+++ SOURCE +++

As to whether water rights can be viewed in pieces, we agree with SCWC, based on the facts in this case. The original 32,000 AFY in water rights obtained by SCWC from the Natomas Water Company in 1964 were separable in that 22,000 AFY were subsequently included in the sale of SCWC's Folsom System to the City of Folsom in 1967. We see no reason why portions of the remaining 10,000 AFY should not also be considered separable for purposes such as sale or lease. Also, the record shows that at least 5,000 AFY were not being used and were not necessary in 1994. Therefore, we conclude that, in 1994, 5,000 AFY were not necessary or being used in the operation of the Arden-Cordova CSA.
There is precedent for a utility not being required to file an application under § 851 when transferring utility property. 22 The criterion was whether the property was presently necessary or useful at the time of the transfer. ORA did not cite any Commission decisions that contradict this criterion. However, we note that it is common for utilities to file § 851 applications when selling land and buildings that are no longer useful or necessary. Whether the property is, or is not, useful or necessary can be confirmed and the disposition of any gains or benefits can be determined by the resulting decision. As indicated previously, our preference would be for SCWC to have filed a § 851 application in 1994 and we would encourage utilities to do so in the future. However, a strict reading of § 851 favors the position of SCWC, and we conclude that SCWC was not required to file an application pursuant to § 851 when it leased the water rights to the City of Folsom. We will therefore not penalize the company or void the lease as recommended by ORA.

+++

(EXERCISE TASKS)
a: Copy from the water rights passage everything from "As to whether" down to "the Arden-Cordova CSA.", word for word.
b: According to the water rights passage, how many AFY of water rights were included in SCWC's 1967 sale of its Folsom System to the City of Folsom?
c: Carry the water rights passage forward, starting right after its final sentence.
The items after this water rights passage play no part in the work.

+++ RECORD LIST +++

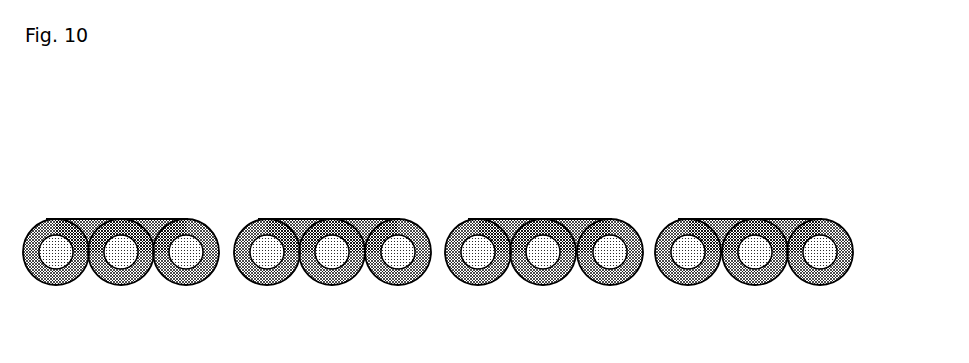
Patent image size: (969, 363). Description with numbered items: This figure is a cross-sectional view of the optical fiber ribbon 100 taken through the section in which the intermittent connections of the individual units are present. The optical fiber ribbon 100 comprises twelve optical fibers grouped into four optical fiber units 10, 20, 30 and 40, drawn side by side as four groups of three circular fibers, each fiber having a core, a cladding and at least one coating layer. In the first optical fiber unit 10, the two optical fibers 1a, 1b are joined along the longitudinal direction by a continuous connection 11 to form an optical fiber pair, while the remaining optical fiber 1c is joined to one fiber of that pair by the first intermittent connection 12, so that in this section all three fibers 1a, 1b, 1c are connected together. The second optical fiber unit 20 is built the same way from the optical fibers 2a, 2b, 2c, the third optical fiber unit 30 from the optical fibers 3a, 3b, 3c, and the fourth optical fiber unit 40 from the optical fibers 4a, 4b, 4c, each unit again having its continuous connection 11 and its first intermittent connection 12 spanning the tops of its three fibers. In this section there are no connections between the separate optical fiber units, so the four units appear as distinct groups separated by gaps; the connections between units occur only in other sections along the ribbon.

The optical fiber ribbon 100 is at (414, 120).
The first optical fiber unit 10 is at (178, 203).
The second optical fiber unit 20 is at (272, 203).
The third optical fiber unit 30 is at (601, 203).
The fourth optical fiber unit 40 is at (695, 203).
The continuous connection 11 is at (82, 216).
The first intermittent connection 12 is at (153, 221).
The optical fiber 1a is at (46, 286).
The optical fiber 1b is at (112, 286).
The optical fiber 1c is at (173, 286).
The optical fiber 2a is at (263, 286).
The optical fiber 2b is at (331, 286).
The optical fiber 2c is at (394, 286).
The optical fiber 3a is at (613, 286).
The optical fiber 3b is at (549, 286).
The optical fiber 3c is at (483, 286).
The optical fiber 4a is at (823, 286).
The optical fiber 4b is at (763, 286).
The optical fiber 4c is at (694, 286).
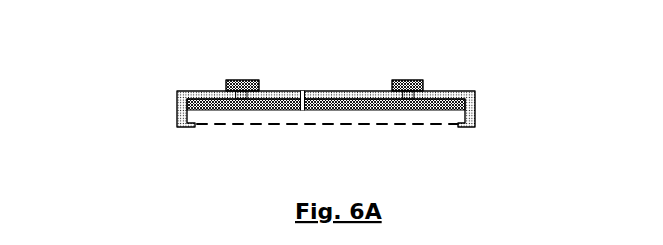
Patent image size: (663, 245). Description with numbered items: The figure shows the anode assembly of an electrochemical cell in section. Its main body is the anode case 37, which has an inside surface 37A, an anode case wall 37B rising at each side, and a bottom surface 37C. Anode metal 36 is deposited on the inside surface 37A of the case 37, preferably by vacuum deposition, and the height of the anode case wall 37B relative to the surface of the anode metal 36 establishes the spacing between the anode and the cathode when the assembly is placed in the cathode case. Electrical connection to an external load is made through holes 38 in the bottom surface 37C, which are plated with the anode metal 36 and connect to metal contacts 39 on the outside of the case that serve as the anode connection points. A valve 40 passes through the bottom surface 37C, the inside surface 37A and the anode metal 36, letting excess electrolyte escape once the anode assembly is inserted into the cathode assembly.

+++
+++ RECORD LIST +++

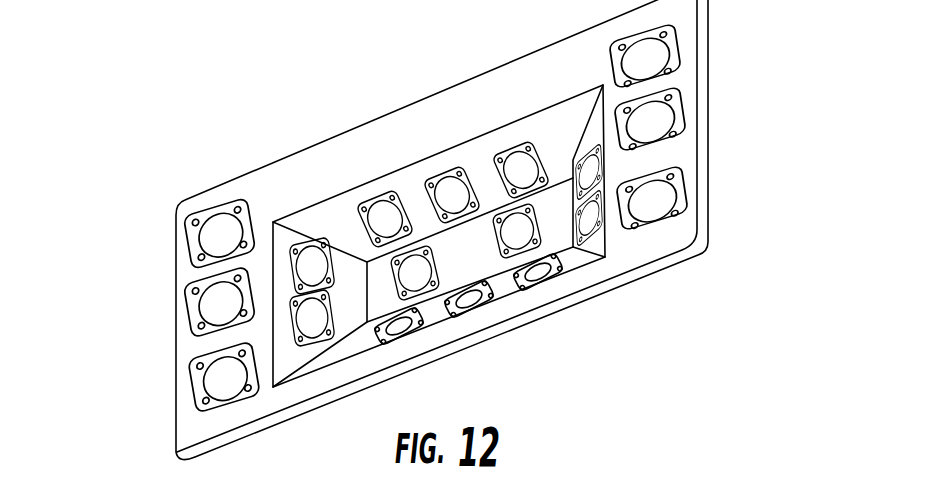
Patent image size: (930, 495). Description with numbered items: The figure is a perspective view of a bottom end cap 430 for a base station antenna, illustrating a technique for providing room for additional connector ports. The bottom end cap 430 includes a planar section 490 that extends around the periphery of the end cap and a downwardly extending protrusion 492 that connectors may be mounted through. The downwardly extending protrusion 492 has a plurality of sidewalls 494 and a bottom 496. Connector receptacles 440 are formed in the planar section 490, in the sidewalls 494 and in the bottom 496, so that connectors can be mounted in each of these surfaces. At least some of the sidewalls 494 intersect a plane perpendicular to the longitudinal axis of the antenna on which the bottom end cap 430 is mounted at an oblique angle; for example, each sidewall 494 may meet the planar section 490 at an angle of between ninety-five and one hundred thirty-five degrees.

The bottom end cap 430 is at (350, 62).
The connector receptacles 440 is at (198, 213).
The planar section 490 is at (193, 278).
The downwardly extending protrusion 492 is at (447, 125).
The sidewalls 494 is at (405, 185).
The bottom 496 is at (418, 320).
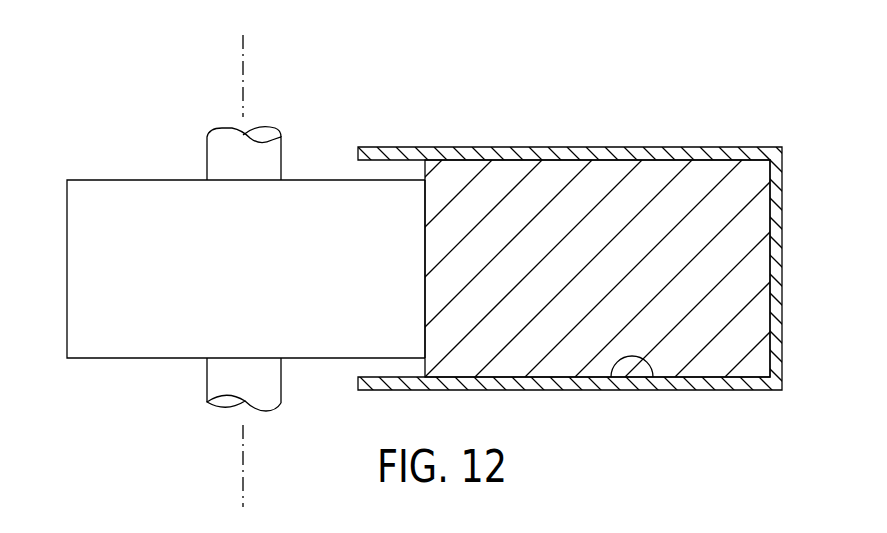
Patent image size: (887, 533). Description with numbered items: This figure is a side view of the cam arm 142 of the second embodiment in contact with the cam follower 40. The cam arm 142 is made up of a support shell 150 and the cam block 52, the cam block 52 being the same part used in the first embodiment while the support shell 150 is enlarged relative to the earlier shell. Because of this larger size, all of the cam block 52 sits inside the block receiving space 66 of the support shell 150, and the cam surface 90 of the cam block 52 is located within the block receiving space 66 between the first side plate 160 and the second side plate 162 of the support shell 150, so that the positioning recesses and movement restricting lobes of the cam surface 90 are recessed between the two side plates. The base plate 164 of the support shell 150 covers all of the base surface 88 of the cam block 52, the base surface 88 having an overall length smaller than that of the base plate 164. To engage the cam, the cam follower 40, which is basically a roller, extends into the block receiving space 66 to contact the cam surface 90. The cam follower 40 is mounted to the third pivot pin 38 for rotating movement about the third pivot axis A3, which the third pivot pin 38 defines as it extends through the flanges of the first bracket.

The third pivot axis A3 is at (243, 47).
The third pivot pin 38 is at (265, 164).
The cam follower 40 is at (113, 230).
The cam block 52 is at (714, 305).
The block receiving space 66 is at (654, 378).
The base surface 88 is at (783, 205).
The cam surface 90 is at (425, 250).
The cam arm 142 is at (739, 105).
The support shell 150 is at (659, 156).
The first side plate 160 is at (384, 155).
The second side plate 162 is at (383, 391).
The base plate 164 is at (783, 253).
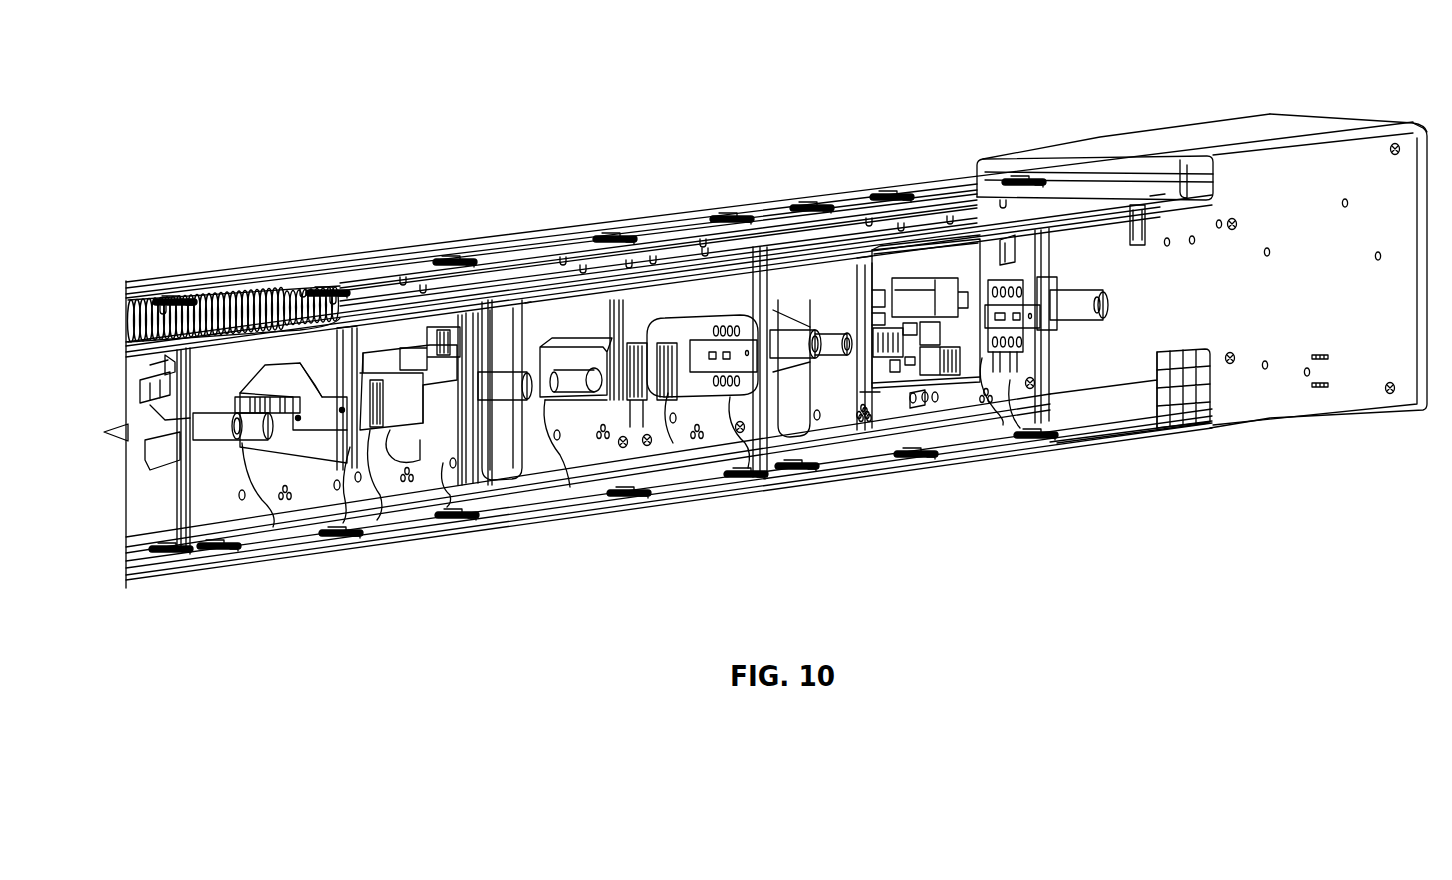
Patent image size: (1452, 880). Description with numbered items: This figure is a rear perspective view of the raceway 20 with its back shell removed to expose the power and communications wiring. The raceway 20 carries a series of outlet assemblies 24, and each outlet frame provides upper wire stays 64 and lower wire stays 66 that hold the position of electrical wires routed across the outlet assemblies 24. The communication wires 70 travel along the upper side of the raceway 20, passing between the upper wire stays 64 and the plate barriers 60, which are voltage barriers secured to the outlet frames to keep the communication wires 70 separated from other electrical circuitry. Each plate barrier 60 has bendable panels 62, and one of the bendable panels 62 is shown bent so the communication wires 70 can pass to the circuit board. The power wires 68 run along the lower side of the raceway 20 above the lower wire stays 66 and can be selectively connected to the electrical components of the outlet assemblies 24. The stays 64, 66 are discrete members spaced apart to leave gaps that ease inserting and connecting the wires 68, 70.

+++

(OUTPUTS)
a:
As to whether water rights can be viewed in pieces, we agree with SCWC, based on the facts in this case. The original 32,000 AFY in water rights obtained by SCWC from the Natomas Water Company in 1964 were separable in that 22,000 AFY were subsequently included in the sale of SCWC's Folsom System to the City of Folsom in 1967. We see no reason why portions of the remaining 10,000 AFY should not also be considered separable for purposes such as sale or lease. Also, the record shows that at least 5,000 AFY were not being used and were not necessary in 1994. Therefore, we conclude that, in 1994, 5,000 AFY were not necessary or being used in the operation of the Arden-Cordova CSA.

b: 22,000 AFY

c:
We now turn to the ratemaking issue. In the past we have allocated net benefits from the transfer or encumbrance of utility property to ratepayers, to shareholders or to both based on circumstances and assessments of risk. Also as we indicated earlier in determining that while SCWC did not act imprudently when entering into the lease agreement, the utility is still ultimately responsible for the decision to do so. To the extent possible, the associated risks should not fall on the ratepayers. In this case, due to the length of time that has passed since November 1994, when the lease was signed, we have substantial knowledge related to the effect of the lease historically as well as prospectively. It was not until 2002 that SCWC required more than 5,000 AF of surface water, as evidenced by the SMUD agreement. Up until this time, ratepayers were apparently not harmed by SCWC's decision to lease the water rights. However, it is from this point forward that the Arden-Cordova CSA need for the water rights leased to Folsom becomes apparent. By the five-year water transfer agreement with SMUD, SCWC has annual access to as much as 10,000 AF of water for the time period July 2, 2002 through July 29, 2007. Costs related to the SMUD agreement will be borne by ratepayers. Beyond that time period, it is not certain or clear how SCWC will obtain its water supply for the Arden-Cordova CSA. In whatever manner it is accomplished, ratepayers will again, in all likelihood, be expected to shoulder the related costs. It is from this point, sometime in late 2002, that ratepayers are substantially exposed to the negative effects of the lease. The first full-year of these effects would be 2003.
SCWC argues that the water rights were never in rate base, are non-utility/non-regulated property of SCWC and therefore the lease proceeds should accrue only to shareholders. We do not accept that proposition. When SCWC purchased the Natomas Water Company in 1964, the transfer of water rights was included in the transaction. As even SCWC admits, certain amounts of those rights were exercised previously by the Natomas Water Company and subsequently by SCWC. The fact that certain amounts of the water rights were not necessary or useful at a certain point in time may be relevant in determining whether or not a § 851 application is necessary when selling or leasing those rights. However, that fact is not relevant in determining whether those rights are, or are not, utility property. In fact, evidence in this proceeding shows that the leased water rights are now necessary and would be useful to the ratepayers, were they not already encumbered by the lease.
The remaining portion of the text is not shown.